▸ **WHAT IS REQUIRED**
From the entries that follow, extract each line holding the string "eligible".

=== SOURCE DATA ===

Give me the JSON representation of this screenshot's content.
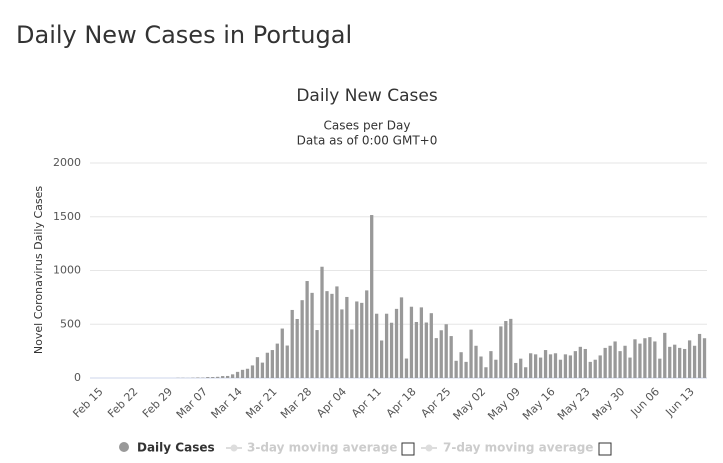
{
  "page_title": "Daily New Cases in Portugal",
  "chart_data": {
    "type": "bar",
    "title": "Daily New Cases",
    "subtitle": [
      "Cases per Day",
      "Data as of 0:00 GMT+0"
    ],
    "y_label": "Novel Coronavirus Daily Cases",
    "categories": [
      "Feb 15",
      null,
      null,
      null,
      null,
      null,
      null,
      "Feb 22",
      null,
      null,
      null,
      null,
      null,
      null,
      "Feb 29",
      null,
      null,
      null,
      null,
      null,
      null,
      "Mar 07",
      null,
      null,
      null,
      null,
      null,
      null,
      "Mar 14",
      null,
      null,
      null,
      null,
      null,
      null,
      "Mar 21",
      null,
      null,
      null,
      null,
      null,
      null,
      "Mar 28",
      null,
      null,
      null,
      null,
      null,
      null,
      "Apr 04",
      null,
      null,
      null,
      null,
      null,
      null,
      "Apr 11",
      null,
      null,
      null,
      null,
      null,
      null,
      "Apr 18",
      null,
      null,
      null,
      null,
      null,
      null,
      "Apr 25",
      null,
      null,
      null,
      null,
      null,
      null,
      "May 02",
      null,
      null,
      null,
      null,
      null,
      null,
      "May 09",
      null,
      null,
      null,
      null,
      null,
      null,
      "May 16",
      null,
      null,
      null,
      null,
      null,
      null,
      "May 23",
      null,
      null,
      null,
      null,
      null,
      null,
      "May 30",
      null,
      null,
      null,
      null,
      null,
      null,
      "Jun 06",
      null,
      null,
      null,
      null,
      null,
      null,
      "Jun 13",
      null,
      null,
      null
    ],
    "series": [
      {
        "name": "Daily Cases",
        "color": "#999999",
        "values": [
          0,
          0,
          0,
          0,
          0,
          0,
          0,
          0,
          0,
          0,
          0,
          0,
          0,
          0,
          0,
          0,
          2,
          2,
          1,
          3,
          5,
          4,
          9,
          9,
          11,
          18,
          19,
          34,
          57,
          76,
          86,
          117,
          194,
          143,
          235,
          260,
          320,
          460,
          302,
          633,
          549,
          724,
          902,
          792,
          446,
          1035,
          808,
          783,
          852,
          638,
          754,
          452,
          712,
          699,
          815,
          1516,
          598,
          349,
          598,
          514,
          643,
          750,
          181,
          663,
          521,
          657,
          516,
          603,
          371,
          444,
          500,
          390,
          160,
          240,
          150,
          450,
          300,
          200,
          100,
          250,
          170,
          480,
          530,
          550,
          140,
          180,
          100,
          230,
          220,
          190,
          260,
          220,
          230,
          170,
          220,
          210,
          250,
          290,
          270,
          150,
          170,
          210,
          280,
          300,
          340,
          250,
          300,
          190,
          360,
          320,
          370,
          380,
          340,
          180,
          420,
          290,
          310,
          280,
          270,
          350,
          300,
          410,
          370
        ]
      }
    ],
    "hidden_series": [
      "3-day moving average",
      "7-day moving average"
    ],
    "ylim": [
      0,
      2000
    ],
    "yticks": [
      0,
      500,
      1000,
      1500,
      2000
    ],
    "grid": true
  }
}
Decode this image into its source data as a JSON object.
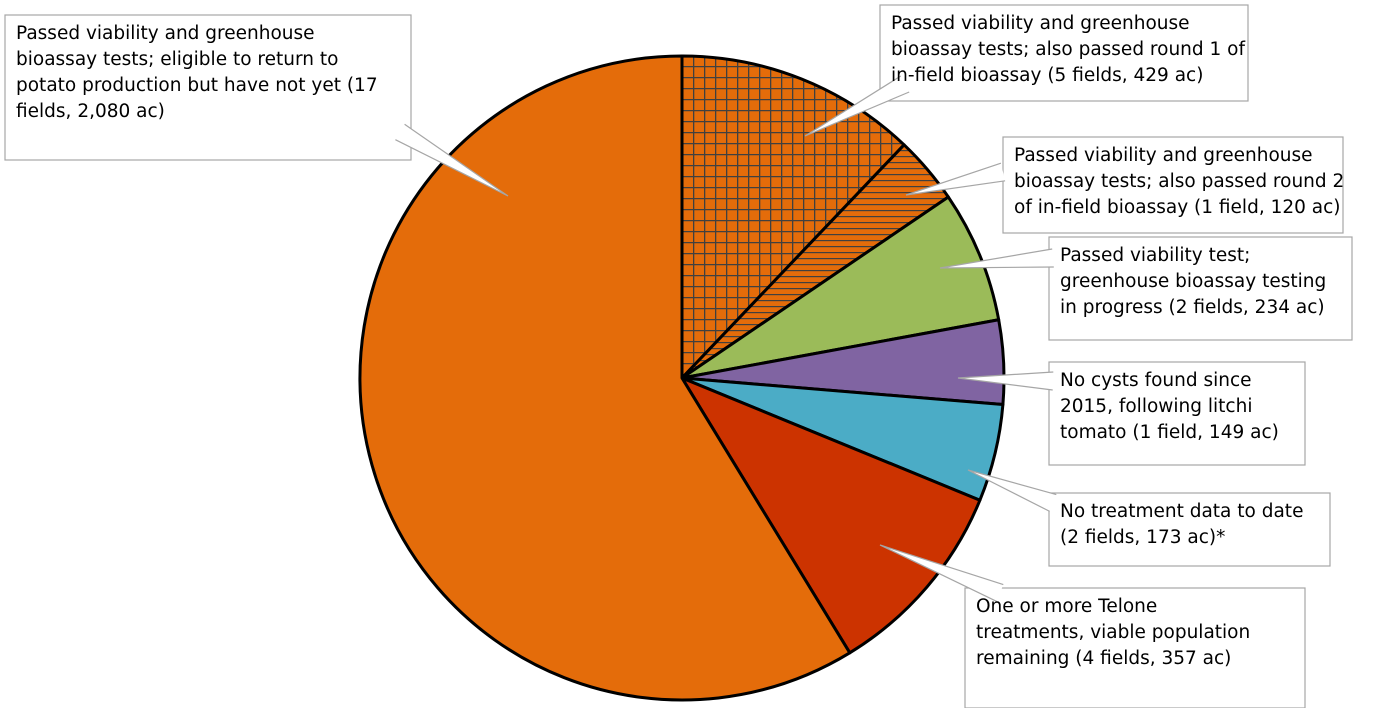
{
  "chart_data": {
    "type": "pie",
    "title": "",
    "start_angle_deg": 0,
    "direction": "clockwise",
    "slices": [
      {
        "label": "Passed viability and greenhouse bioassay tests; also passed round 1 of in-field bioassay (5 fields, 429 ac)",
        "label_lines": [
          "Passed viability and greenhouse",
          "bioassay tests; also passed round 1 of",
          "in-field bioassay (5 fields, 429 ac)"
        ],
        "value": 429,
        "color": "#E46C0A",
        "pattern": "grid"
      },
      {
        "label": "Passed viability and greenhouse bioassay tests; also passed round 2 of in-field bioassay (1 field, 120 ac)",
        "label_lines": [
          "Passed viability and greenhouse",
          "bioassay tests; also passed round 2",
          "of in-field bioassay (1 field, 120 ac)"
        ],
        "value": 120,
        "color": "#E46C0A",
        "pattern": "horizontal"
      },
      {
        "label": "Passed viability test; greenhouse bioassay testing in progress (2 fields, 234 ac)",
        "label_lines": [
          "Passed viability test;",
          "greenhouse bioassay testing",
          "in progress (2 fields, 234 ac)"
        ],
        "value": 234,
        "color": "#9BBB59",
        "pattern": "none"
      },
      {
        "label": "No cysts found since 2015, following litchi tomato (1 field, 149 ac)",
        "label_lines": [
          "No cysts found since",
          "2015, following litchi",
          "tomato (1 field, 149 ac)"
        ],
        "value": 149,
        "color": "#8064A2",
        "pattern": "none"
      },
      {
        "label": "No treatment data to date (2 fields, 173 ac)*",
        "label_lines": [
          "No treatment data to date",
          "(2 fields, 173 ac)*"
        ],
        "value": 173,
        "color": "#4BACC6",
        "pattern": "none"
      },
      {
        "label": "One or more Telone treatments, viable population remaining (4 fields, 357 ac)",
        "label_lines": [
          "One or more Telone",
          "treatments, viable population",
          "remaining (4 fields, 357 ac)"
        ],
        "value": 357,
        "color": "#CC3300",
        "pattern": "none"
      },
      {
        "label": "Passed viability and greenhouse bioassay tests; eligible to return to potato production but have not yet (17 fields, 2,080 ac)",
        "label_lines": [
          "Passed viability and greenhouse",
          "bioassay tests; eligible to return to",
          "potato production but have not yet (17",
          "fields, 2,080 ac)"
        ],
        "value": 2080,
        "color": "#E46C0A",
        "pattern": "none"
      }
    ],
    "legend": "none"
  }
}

===

▸ **RESPONSE FOR THIS EXERCISE**
        "label": "Passed viability and greenhouse bioassay tests; eligible to return to potato production but have not yet (17 fields, 2,080 ac)",
          "bioassay tests; eligible to return to",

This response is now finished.